== Lines of data ==

= = = =

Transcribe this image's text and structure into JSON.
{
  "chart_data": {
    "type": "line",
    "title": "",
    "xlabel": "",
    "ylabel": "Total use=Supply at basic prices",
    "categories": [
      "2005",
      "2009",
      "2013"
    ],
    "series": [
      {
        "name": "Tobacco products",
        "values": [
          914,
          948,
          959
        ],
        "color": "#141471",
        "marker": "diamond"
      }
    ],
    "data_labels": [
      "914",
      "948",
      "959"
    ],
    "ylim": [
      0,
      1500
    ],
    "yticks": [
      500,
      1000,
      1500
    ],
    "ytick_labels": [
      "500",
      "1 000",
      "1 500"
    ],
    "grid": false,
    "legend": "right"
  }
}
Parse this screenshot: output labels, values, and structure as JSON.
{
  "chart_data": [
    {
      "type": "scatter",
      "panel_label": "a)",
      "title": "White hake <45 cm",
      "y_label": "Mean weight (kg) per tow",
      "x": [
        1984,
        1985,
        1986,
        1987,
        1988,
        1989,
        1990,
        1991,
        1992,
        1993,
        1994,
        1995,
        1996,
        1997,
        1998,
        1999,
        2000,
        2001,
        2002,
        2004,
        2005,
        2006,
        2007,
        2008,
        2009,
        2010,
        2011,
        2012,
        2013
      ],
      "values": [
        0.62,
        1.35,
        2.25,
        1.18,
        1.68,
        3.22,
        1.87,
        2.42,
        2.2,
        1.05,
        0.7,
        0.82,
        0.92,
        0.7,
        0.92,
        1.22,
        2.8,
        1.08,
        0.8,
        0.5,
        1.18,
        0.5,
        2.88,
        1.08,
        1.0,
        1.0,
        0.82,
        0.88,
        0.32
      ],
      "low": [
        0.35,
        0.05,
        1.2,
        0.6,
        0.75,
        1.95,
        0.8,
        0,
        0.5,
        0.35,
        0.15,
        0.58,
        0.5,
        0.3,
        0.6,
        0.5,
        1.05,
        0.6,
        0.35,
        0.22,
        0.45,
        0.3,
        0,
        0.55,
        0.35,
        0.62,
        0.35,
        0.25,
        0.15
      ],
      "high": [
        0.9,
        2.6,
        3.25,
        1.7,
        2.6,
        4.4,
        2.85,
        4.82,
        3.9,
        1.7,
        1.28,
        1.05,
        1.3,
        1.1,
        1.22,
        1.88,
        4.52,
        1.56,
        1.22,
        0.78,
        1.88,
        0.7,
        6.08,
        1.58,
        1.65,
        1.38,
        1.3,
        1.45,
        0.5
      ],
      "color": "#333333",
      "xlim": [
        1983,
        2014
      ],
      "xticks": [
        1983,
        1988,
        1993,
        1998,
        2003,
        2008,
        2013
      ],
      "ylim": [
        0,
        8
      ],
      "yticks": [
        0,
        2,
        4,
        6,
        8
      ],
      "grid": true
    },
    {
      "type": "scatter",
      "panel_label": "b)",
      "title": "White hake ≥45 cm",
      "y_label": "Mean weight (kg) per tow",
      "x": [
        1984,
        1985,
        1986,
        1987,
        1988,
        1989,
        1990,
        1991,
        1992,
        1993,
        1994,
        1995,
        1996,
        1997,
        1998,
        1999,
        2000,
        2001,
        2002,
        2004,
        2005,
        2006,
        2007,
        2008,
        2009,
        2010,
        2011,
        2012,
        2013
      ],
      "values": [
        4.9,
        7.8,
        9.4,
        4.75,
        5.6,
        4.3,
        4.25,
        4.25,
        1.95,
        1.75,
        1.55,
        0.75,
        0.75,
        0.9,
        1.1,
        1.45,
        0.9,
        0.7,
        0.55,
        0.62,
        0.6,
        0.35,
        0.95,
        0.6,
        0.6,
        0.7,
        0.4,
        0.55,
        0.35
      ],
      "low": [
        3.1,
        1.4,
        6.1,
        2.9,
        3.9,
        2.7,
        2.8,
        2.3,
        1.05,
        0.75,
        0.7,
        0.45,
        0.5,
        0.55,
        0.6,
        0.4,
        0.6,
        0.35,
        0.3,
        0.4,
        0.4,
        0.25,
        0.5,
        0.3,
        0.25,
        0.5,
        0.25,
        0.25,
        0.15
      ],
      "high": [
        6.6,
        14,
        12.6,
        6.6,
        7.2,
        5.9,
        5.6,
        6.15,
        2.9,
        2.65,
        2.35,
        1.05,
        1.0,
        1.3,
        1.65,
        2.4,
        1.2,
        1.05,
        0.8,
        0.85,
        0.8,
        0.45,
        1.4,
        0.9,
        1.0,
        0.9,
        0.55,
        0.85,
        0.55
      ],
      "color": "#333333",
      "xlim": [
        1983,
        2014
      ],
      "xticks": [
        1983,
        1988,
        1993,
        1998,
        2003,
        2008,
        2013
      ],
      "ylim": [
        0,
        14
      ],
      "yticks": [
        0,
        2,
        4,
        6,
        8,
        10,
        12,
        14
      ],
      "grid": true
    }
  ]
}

= = = =

== Prompt ==
Wherever the string "title" appears in the entries above, list that line.

== Output below ==
    "title": "",
      "title": "White hake <45 cm",
      "title": "White hake ≥45 cm",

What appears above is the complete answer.